[BEGIN Items]
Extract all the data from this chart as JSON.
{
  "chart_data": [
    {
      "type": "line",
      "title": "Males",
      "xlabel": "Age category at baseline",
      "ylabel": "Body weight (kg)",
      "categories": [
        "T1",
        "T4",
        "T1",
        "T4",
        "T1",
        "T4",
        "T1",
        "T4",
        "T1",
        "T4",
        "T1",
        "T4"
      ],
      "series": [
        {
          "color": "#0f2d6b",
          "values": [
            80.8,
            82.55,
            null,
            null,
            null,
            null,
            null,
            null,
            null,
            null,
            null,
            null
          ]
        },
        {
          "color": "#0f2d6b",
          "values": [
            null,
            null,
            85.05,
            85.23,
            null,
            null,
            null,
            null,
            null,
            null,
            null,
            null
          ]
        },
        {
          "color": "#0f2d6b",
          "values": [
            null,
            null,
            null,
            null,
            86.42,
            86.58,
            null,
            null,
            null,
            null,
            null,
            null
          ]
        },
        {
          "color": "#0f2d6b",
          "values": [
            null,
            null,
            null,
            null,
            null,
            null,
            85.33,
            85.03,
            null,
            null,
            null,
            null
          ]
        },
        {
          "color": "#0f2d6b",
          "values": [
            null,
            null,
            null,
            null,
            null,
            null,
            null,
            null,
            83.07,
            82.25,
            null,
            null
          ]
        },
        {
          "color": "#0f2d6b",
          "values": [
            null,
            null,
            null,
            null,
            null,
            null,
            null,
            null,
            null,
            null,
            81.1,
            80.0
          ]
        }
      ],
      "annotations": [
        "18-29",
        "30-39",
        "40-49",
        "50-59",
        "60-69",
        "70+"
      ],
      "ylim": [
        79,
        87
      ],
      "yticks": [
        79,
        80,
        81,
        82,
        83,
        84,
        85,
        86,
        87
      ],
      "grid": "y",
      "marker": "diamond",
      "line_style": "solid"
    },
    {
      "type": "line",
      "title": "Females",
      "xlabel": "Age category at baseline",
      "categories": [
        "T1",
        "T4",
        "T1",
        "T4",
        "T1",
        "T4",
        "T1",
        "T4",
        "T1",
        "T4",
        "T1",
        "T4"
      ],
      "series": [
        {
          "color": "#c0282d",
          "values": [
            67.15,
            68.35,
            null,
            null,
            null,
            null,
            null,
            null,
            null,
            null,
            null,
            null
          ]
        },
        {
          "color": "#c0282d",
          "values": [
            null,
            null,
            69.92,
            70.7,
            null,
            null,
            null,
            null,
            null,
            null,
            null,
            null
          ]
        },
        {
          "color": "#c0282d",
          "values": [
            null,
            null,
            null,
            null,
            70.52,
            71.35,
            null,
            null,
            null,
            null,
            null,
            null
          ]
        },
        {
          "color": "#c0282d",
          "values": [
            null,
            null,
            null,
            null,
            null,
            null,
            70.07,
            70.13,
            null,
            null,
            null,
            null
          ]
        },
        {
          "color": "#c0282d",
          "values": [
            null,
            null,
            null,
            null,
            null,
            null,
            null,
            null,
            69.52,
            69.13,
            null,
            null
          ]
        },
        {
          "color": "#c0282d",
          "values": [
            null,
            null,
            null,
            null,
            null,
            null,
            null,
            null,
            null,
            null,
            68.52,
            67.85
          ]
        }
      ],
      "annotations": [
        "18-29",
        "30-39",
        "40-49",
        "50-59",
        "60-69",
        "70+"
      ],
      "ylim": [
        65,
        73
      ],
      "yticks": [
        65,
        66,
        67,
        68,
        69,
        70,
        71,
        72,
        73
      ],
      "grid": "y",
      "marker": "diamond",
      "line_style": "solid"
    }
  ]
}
[END Items]
▶ [Task directions]:
Extract all the entries word for word.

▶ [Exercise result]:
Extract all the data from this chart as JSON.
{
  "chart_data": [
    {
      "type": "line",
      "title": "Males",
      "xlabel": "Age category at baseline",
      "ylabel": "Body weight (kg)",
      "categories": [
        "T1",
        "T4",
        "T1",
        "T4",
        "T1",
        "T4",
        "T1",
        "T4",
        "T1",
        "T4",
        "T1",
        "T4"
      ],
      "series": [
        {
          "color": "#0f2d6b",
          "values": [
            80.8,
            82.55,
            null,
            null,
            null,
            null,
            null,
            null,
            null,
            null,
            null,
            null
          ]
        },
        {
          "color": "#0f2d6b",
          "values": [
            null,
            null,
            85.05,
            85.23,
            null,
            null,
            null,
            null,
            null,
            null,
            null,
            null
          ]
        },
        {
          "color": "#0f2d6b",
          "values": [
            null,
            null,
            null,
            null,
            86.42,
            86.58,
            null,
            null,
            null,
            null,
            null,
            null
          ]
        },
        {
          "color": "#0f2d6b",
          "values": [
            null,
            null,
            null,
            null,
            null,
            null,
            85.33,
            85.03,
            null,
            null,
            null,
            null
          ]
        },
        {
          "color": "#0f2d6b",
          "values": [
            null,
            null,
            null,
            null,
            null,
            null,
            null,
            null,
            83.07,
            82.25,
            null,
            null
          ]
        },
        {
          "color": "#0f2d6b",
          "values": [
            null,
            null,
            null,
            null,
            null,
            null,
            null,
            null,
            null,
            null,
            81.1,
            80.0
          ]
        }
      ],
      "annotations": [
        "18-29",
        "30-39",
        "40-49",
        "50-59",
        "60-69",
        "70+"
      ],
      "ylim": [
        79,
        87
      ],
      "yticks": [
        79,
        80,
        81,
        82,
        83,
        84,
        85,
        86,
        87
      ],
      "grid": "y",
      "marker": "diamond",
      "line_style": "solid"
    },
    {
      "type": "line",
      "title": "Females",
      "xlabel": "Age category at baseline",
      "categories": [
        "T1",
        "T4",
        "T1",
        "T4",
        "T1",
        "T4",
        "T1",
        "T4",
        "T1",
        "T4",
        "T1",
        "T4"
      ],
      "series": [
        {
          "color": "#c0282d",
          "values": [
            67.15,
            68.35,
            null,
            null,
            null,
            null,
            null,
            null,
            null,
            null,
            null,
            null
          ]
        },
        {
          "color": "#c0282d",
          "values": [
            null,
            null,
            69.92,
            70.7,
            null,
            null,
            null,
            null,
            null,
            null,
            null,
            null
          ]
        },
        {
          "color": "#c0282d",
          "values": [
            null,
            null,
            null,
            null,
            70.52,
            71.35,
            null,
            null,
            null,
            null,
            null,
            null
          ]
        },
        {
          "color": "#c0282d",
          "values": [
            null,
            null,
            null,
            null,
            null,
            null,
            70.07,
            70.13,
            null,
            null,
            null,
            null
          ]
        },
        {
          "color": "#c0282d",
          "values": [
            null,
            null,
            null,
            null,
            null,
            null,
            null,
            null,
            69.52,
            69.13,
            null,
            null
          ]
        },
        {
          "color": "#c0282d",
          "values": [
            null,
            null,
            null,
            null,
            null,
            null,
            null,
            null,
            null,
            null,
            68.52,
            67.85
          ]
        }
      ],
      "annotations": [
        "18-29",
        "30-39",
        "40-49",
        "50-59",
        "60-69",
        "70+"
      ],
      "ylim": [
        65,
        73
      ],
      "yticks": [
        65,
        66,
        67,
        68,
        69,
        70,
        71,
        72,
        73
      ],
      "grid": "y",
      "marker": "diamond",
      "line_style": "solid"
    }
  ]
}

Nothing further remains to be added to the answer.